* Written request
All of the listing below must be repeated word for word. Pictures are the only thing to omit.

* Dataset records

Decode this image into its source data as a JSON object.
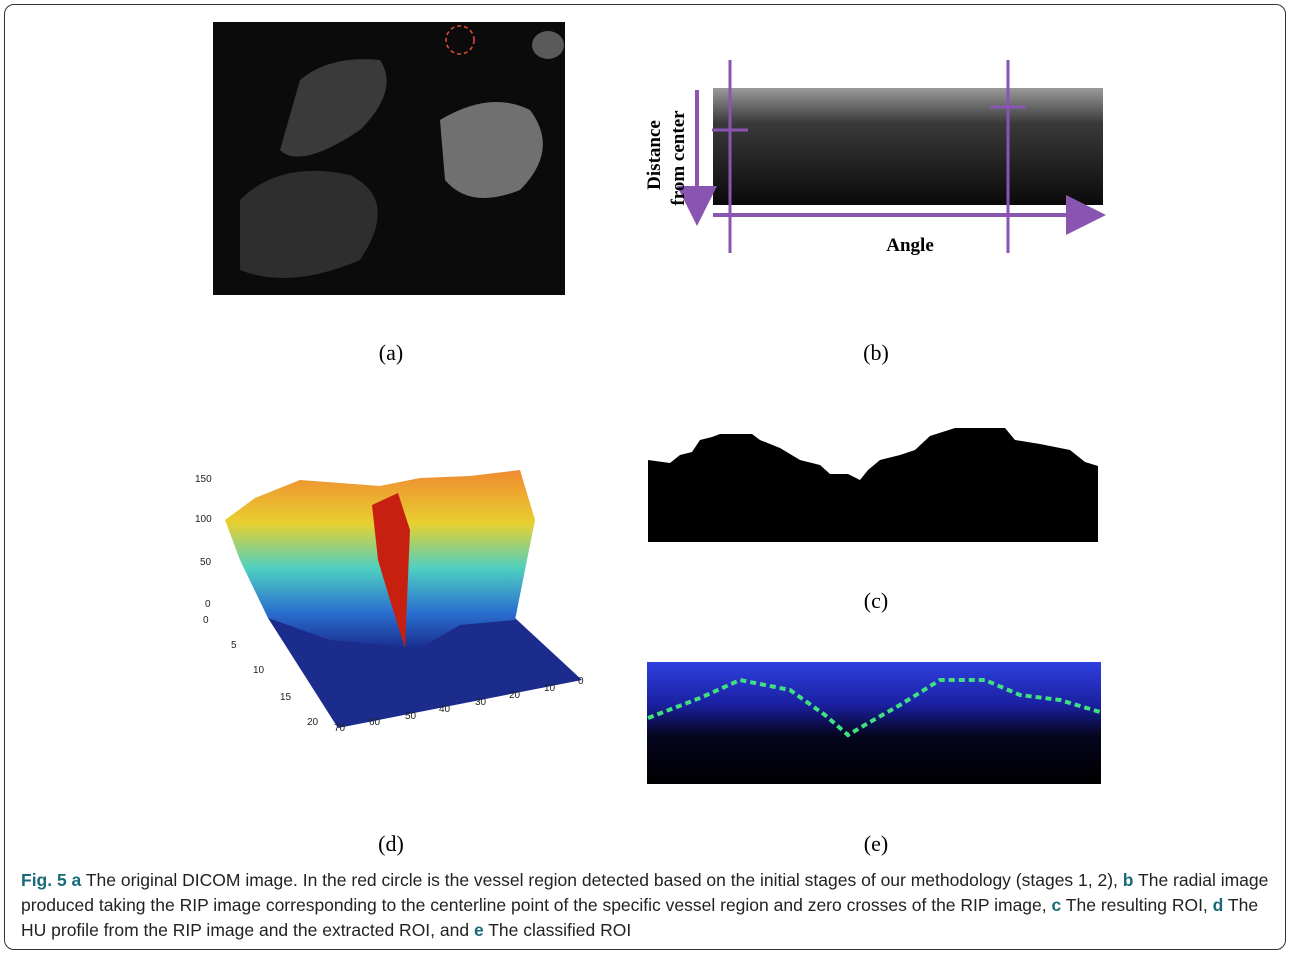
{
  "panels": {
    "a": "(a)",
    "b": "(b)",
    "c": "(c)",
    "d": "(d)",
    "e": "(e)"
  },
  "panel_b": {
    "y_axis_label": [
      "Distance",
      "from center"
    ],
    "x_axis_label": "Angle"
  },
  "panel_d": {
    "z_ticks": [
      150,
      100,
      50,
      0
    ],
    "y_ticks": [
      0,
      5,
      10,
      15,
      20
    ],
    "x_ticks": [
      70,
      60,
      50,
      40,
      30,
      20,
      10,
      0
    ]
  },
  "caption": [
    {
      "bold": "Fig. 5 a",
      "text": " The original DICOM image. In the red circle is the vessel region detected based on the initial stages of our methodology (stages 1, 2), "
    },
    {
      "bold": "b",
      "text": " The radial image produced taking the RIP image corresponding to the centerline point of the specific vessel region and zero crosses of the RIP image, "
    },
    {
      "bold": "c",
      "text": " The resulting ROI, "
    },
    {
      "bold": "d",
      "text": " The HU profile from the RIP image and the extracted ROI, and "
    },
    {
      "bold": "e",
      "text": " The classified ROI"
    }
  ]
}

* The solution
Decode this image into its source data as a JSON object.
{
  "panels": {
    "a": "(a)",
    "b": "(b)",
    "c": "(c)",
    "d": "(d)",
    "e": "(e)"
  },
  "panel_b": {
    "y_axis_label": [
      "Distance",
      "from center"
    ],
    "x_axis_label": "Angle"
  },
  "panel_d": {
    "z_ticks": [
      150,
      100,
      50,
      0
    ],
    "y_ticks": [
      0,
      5,
      10,
      15,
      20
    ],
    "x_ticks": [
      70,
      60,
      50,
      40,
      30,
      20,
      10,
      0
    ]
  },
  "caption": [
    {
      "bold": "Fig. 5 a",
      "text": " The original DICOM image. In the red circle is the vessel region detected based on the initial stages of our methodology (stages 1, 2), "
    },
    {
      "bold": "b",
      "text": " The radial image produced taking the RIP image corresponding to the centerline point of the specific vessel region and zero crosses of the RIP image, "
    },
    {
      "bold": "c",
      "text": " The resulting ROI, "
    },
    {
      "bold": "d",
      "text": " The HU profile from the RIP image and the extracted ROI, and "
    },
    {
      "bold": "e",
      "text": " The classified ROI"
    }
  ]
}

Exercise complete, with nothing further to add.